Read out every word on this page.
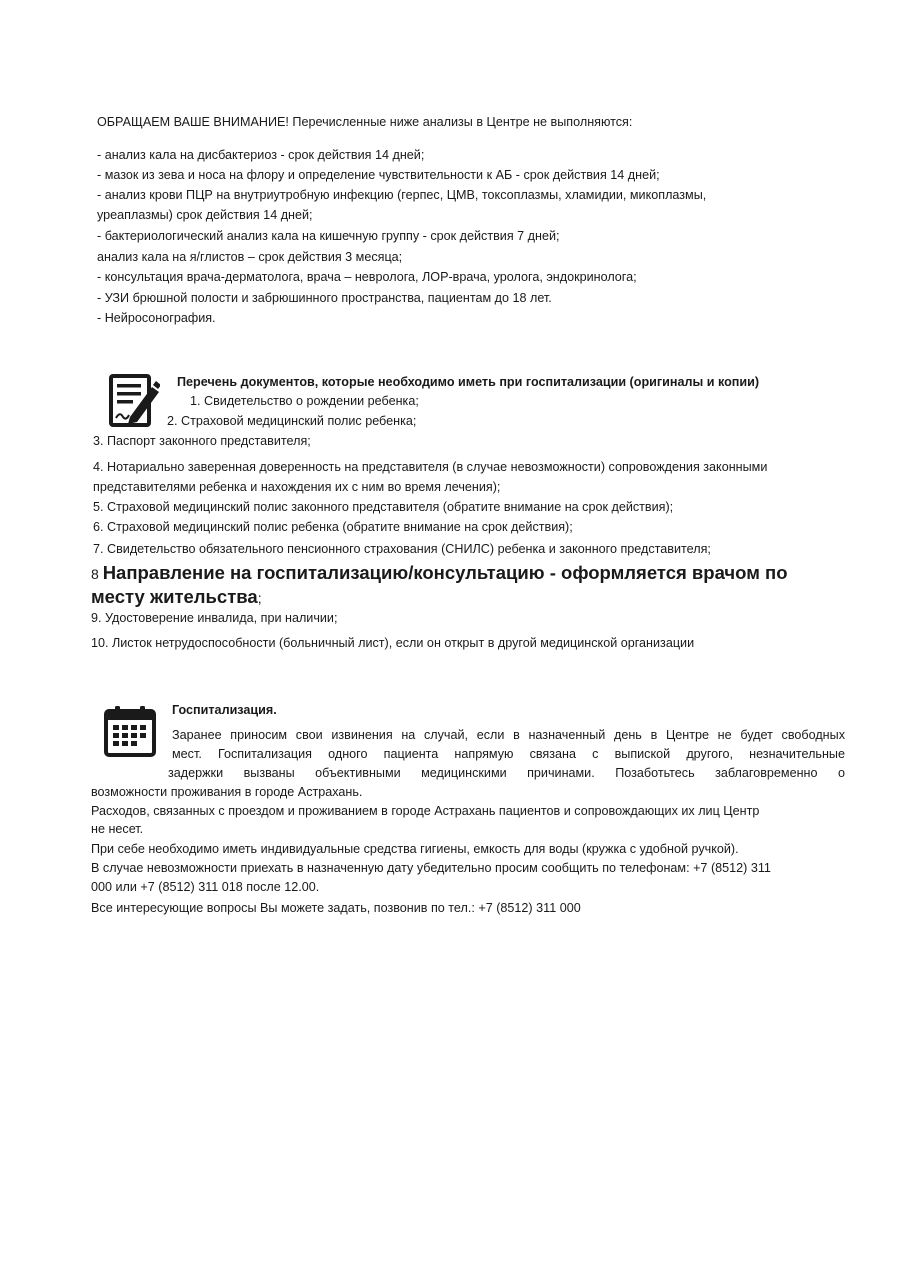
ОБРАЩАЕМ ВАШЕ ВНИМАНИЕ! Перечисленные ниже анализы в Центре не выполняются:
- анализ кала на дисбактериоз - срок действия 14 дней;
- мазок из зева и носа на флору и определение чувствительности к АБ - срок действия 14 дней;
- анализ крови ПЦР на внутриутробную инфекцию (герпес, ЦМВ, токсоплазмы, хламидии, микоплазмы,
уреаплазмы) срок действия 14 дней;
- бактериологический анализ кала на кишечную группу - срок действия 7 дней;
анализ кала на я/глистов – срок действия 3 месяца;
- консультация врача-дерматолога, врача – невролога, ЛОР-врача, уролога, эндокринолога;
- УЗИ брюшной полости и забрюшинного пространства, пациентам до 18 лет.
- Нейросонография.
Перечень документов, которые необходимо иметь при госпитализации (оригиналы и копии)
1. Свидетельство о рождении ребенка;
2. Страховой медицинский полис ребенка;
3. Паспорт законного представителя;
4. Нотариально заверенная доверенность на представителя (в случае невозможности) сопровождения законными
представителями ребенка и нахождения их с ним во время лечения);
5. Страховой медицинский полис законного представителя (обратите внимание на срок действия);
6. Страховой медицинский полис ребенка (обратите внимание на срок действия);
7. Свидетельство обязательного пенсионного страхования (СНИЛС) ребенка и законного представителя;
8 Направление на госпитализацию/консультацию - оформляется врачом по
месту жительства;
9. Удостоверение инвалида, при наличии;
10. Листок нетрудоспособности (больничный лист), если он открыт в другой медицинской организации
Госпитализация.
Заранее приносим свои извинения на случай, если в назначенный день в Центре не будет свободных
мест. Госпитализация одного пациента напрямую связана с выпиской другого, незначительные
задержки вызваны объективными медицинскими причинами. Позаботьтесь заблаговременно о
возможности проживания в городе Астрахань.
Расходов, связанных с проездом и проживанием в городе Астрахань пациентов и сопровождающих их лиц Центр
не несет.
При себе необходимо иметь индивидуальные средства гигиены, емкость для воды (кружка с удобной ручкой).
В случае невозможности приехать в назначенную дату убедительно просим сообщить по телефонам: +7 (8512) 311
000 или +7 (8512) 311 018 после 12.00.
Все интересующие вопросы Вы можете задать, позвонив по тел.: +7 (8512) 311 000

________________________

**What is needed**
Give back each entry exactly as it appears, with no pictures.

**Solution for this exercise**
Read out every word on this page.
ОБРАЩАЕМ ВАШЕ ВНИМАНИЕ! Перечисленные ниже анализы в Центре не выполняются:
- анализ кала на дисбактериоз - срок действия 14 дней;
- мазок из зева и носа на флору и определение чувствительности к АБ - срок действия 14 дней;
- анализ крови ПЦР на внутриутробную инфекцию (герпес, ЦМВ, токсоплазмы, хламидии, микоплазмы,
уреаплазмы) срок действия 14 дней;
- бактериологический анализ кала на кишечную группу - срок действия 7 дней;
анализ кала на я/глистов – срок действия 3 месяца;
- консультация врача-дерматолога, врача – невролога, ЛОР-врача, уролога, эндокринолога;
- УЗИ брюшной полости и забрюшинного пространства, пациентам до 18 лет.
- Нейросонография.
Перечень документов, которые необходимо иметь при госпитализации (оригиналы и копии)
1. Свидетельство о рождении ребенка;
2. Страховой медицинский полис ребенка;
3. Паспорт законного представителя;
4. Нотариально заверенная доверенность на представителя (в случае невозможности) сопровождения законными
представителями ребенка и нахождения их с ним во время лечения);
5. Страховой медицинский полис законного представителя (обратите внимание на срок действия);
6. Страховой медицинский полис ребенка (обратите внимание на срок действия);
7. Свидетельство обязательного пенсионного страхования (СНИЛС) ребенка и законного представителя;
8 Направление на госпитализацию/консультацию - оформляется врачом по
месту жительства;
9. Удостоверение инвалида, при наличии;
10. Листок нетрудоспособности (больничный лист), если он открыт в другой медицинской организации
Госпитализация.
Заранее приносим свои извинения на случай, если в назначенный день в Центре не будет свободных
мест. Госпитализация одного пациента напрямую связана с выпиской другого, незначительные
задержки вызваны объективными медицинскими причинами. Позаботьтесь заблаговременно о
возможности проживания в городе Астрахань.
Расходов, связанных с проездом и проживанием в городе Астрахань пациентов и сопровождающих их лиц Центр
не несет.
При себе необходимо иметь индивидуальные средства гигиены, емкость для воды (кружка с удобной ручкой).
В случае невозможности приехать в назначенную дату убедительно просим сообщить по телефонам: +7 (8512) 311
000 или +7 (8512) 311 018 после 12.00.
Все интересующие вопросы Вы можете задать, позвонив по тел.: +7 (8512) 311 000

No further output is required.